→ **Goal**: Locate the word "Instagram" in the data below, then copy every line that holds it.

___ Records provided

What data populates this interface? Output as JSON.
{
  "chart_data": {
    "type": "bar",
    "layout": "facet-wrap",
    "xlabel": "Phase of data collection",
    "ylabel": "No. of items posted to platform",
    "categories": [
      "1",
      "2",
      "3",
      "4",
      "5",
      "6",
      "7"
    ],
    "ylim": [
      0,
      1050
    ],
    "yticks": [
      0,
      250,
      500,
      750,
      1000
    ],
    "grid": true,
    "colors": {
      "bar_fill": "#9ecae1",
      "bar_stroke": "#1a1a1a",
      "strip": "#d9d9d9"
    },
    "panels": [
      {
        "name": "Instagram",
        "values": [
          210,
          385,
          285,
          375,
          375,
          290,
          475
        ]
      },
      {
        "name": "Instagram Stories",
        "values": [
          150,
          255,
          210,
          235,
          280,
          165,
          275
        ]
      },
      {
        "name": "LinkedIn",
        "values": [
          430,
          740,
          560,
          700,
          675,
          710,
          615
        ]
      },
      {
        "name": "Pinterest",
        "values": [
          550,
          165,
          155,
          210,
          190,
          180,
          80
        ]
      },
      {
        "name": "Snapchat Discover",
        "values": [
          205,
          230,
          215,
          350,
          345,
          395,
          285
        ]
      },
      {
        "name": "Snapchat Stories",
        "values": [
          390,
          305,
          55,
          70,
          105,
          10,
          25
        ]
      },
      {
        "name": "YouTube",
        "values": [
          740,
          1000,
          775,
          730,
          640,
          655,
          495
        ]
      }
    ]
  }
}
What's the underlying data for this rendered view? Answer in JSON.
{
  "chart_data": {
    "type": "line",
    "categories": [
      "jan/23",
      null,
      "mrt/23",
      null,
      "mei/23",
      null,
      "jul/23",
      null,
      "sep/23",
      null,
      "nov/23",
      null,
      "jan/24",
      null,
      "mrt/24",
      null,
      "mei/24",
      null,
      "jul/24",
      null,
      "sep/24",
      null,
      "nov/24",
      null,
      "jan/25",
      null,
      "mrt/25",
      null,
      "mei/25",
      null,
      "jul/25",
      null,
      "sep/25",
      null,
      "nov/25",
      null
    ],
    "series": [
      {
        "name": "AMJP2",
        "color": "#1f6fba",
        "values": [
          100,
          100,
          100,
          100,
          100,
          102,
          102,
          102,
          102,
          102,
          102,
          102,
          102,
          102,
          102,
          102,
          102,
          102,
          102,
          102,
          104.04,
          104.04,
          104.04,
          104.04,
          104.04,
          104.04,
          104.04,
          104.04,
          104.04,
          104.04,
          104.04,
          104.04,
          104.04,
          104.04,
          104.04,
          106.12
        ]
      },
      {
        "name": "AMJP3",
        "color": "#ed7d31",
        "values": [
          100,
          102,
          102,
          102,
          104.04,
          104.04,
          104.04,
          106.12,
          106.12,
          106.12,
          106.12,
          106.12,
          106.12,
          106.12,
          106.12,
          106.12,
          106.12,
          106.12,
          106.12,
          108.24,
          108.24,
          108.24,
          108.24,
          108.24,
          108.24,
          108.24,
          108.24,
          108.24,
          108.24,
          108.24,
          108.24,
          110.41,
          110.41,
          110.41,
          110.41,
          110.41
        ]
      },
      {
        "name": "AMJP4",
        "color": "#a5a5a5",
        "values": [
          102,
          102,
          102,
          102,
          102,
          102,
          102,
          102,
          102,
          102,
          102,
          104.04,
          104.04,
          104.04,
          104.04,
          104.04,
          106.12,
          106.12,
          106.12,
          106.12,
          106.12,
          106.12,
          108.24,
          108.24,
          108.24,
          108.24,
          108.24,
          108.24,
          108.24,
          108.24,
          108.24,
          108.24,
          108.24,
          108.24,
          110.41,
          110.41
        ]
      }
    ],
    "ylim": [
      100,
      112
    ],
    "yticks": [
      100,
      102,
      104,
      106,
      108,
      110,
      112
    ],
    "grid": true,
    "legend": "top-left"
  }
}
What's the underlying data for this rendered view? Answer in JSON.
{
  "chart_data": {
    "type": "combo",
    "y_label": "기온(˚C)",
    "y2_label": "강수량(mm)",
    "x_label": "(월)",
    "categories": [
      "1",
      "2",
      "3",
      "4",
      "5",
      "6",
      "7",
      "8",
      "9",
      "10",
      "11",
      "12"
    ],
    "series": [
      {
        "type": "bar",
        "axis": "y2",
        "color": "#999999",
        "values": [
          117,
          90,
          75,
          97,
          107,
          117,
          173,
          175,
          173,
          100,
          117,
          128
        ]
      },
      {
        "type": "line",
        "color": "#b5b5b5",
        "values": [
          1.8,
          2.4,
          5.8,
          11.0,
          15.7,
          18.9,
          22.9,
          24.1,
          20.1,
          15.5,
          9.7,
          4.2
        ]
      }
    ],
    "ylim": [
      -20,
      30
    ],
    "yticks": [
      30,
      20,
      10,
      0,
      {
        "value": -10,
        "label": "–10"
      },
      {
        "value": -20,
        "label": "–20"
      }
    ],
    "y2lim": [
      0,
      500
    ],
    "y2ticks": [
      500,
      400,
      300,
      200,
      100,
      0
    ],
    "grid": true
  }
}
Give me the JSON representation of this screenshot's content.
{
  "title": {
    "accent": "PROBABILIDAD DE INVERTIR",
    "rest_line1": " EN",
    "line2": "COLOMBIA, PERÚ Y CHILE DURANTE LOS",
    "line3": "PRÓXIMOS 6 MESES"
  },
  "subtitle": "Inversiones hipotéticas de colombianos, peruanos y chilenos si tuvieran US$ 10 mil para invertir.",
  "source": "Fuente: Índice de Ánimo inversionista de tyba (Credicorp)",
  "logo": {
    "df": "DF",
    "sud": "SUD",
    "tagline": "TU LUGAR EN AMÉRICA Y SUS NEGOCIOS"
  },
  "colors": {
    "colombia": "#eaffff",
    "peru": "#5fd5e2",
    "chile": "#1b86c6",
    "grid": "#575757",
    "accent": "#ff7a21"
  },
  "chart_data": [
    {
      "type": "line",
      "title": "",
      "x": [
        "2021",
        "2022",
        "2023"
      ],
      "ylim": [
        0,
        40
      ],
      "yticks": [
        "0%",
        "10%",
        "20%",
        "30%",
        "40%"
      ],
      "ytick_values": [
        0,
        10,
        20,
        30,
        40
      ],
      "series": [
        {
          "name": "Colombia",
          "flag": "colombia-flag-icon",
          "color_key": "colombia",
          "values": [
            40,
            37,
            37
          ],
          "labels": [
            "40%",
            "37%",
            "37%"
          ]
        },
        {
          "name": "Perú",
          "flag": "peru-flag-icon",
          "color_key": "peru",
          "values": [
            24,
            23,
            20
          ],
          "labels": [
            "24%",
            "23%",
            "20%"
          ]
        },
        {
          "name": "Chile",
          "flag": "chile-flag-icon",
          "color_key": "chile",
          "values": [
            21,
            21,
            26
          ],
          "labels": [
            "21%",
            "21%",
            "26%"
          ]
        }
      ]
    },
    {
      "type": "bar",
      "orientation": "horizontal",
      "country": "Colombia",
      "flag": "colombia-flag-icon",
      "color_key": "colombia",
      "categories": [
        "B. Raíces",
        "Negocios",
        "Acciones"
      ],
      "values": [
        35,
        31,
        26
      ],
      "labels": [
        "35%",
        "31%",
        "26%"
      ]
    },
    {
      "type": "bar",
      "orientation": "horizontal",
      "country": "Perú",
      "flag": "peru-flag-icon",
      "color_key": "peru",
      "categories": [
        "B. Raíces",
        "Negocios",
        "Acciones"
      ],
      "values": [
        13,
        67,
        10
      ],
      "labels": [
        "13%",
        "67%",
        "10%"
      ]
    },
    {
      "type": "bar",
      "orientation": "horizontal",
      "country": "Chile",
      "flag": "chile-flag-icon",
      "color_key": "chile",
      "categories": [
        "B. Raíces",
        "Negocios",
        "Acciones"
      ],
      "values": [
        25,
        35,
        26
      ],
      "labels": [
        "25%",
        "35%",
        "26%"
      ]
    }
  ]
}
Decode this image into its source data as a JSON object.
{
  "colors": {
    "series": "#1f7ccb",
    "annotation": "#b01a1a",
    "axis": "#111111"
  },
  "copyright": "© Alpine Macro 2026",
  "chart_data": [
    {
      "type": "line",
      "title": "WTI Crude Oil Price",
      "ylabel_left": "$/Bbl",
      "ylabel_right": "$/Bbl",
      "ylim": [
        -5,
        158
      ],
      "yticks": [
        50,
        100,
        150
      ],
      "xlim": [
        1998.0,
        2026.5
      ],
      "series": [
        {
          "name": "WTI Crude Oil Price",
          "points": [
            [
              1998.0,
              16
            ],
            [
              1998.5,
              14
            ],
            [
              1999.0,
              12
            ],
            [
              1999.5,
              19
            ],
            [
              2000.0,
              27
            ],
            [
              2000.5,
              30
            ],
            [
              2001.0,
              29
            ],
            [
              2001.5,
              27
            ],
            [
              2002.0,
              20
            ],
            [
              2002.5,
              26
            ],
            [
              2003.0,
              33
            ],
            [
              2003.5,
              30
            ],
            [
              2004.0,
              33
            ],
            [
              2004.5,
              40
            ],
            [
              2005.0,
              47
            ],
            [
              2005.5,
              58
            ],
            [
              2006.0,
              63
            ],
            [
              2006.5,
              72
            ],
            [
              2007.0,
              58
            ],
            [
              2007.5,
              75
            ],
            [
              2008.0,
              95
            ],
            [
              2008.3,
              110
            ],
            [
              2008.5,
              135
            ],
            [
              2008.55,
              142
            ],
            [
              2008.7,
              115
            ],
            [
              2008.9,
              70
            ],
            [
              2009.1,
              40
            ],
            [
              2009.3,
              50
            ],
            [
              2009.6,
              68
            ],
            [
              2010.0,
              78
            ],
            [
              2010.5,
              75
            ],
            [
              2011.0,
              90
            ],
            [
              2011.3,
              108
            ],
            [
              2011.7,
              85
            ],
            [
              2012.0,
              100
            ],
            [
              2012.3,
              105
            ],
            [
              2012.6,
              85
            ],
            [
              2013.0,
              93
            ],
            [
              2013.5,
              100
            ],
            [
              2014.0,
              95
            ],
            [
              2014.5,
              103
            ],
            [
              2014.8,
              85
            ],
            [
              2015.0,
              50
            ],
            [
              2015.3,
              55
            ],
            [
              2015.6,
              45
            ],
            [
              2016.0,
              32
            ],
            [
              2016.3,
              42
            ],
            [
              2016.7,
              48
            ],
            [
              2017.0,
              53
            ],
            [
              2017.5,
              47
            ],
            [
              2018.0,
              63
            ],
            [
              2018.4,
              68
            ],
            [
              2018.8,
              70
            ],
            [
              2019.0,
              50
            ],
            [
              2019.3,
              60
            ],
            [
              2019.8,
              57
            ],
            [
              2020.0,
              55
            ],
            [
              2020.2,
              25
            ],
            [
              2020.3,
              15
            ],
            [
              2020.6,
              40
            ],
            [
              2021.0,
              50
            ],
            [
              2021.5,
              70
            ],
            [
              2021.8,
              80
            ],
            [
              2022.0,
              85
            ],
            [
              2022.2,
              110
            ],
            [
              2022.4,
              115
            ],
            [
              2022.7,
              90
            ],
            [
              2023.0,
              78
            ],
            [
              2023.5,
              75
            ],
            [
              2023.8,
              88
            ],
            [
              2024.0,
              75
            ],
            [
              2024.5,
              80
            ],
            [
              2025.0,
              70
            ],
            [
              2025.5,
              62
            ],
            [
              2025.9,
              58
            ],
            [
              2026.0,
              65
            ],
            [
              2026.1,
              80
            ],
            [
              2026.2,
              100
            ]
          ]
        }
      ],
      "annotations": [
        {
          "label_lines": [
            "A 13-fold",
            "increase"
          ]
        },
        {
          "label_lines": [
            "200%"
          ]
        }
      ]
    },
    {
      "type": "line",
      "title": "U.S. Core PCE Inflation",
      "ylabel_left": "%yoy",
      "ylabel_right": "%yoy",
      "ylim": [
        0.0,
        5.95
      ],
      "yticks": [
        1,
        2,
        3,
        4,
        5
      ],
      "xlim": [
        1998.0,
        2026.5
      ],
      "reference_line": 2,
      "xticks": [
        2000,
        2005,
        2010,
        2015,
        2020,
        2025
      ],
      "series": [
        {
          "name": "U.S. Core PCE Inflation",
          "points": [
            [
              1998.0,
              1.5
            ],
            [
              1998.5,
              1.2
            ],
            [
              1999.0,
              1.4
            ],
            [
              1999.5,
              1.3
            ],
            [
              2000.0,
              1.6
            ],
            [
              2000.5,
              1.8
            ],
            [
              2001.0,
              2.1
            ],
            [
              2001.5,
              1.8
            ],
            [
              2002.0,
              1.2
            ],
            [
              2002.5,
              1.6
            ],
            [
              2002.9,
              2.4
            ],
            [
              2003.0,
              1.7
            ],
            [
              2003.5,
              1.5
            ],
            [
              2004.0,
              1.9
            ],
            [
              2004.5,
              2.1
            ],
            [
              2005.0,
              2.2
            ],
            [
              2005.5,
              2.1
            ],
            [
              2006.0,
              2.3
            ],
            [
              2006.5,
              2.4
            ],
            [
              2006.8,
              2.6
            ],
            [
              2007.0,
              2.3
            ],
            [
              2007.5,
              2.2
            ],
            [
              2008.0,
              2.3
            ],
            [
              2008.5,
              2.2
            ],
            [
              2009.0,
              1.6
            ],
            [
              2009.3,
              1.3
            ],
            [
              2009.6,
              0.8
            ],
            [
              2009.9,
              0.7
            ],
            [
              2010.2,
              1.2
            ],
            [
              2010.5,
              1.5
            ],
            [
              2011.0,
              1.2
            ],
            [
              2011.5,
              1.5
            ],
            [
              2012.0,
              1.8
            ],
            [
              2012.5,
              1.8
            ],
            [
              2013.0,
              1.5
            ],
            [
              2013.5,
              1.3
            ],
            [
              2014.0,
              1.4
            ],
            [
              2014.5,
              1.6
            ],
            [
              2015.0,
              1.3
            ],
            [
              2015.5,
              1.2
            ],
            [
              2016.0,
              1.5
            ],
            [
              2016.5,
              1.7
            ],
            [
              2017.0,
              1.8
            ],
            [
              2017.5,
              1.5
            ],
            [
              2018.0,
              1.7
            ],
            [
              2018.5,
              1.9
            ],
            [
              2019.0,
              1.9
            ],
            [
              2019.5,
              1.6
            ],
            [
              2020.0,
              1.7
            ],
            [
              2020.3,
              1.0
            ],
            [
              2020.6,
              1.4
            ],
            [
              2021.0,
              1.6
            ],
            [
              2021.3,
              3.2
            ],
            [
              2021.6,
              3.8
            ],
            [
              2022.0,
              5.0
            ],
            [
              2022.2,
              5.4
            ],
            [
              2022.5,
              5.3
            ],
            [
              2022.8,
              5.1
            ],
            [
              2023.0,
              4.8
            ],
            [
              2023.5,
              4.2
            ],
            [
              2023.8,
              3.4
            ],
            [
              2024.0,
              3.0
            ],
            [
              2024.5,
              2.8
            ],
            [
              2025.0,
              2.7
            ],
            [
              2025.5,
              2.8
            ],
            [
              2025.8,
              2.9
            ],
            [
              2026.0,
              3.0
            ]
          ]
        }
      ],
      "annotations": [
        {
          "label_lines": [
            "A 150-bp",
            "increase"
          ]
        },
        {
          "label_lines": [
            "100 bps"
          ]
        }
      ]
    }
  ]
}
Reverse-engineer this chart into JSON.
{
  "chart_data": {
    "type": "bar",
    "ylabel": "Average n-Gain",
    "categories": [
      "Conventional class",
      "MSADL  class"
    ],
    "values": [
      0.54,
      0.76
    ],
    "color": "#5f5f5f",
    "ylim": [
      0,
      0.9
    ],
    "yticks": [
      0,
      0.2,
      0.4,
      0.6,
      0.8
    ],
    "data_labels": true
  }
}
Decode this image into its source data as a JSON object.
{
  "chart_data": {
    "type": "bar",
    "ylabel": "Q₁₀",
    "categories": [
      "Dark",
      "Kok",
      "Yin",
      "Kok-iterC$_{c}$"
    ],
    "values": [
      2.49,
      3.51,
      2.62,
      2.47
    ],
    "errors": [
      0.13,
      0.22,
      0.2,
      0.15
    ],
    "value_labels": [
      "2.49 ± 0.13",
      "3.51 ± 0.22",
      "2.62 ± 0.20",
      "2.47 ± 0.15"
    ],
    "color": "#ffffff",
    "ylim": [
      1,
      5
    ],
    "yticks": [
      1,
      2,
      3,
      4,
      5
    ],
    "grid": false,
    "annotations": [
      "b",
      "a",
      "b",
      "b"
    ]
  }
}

______

→ **Full response**:
        "name": "Instagram",
        "name": "Instagram Stories",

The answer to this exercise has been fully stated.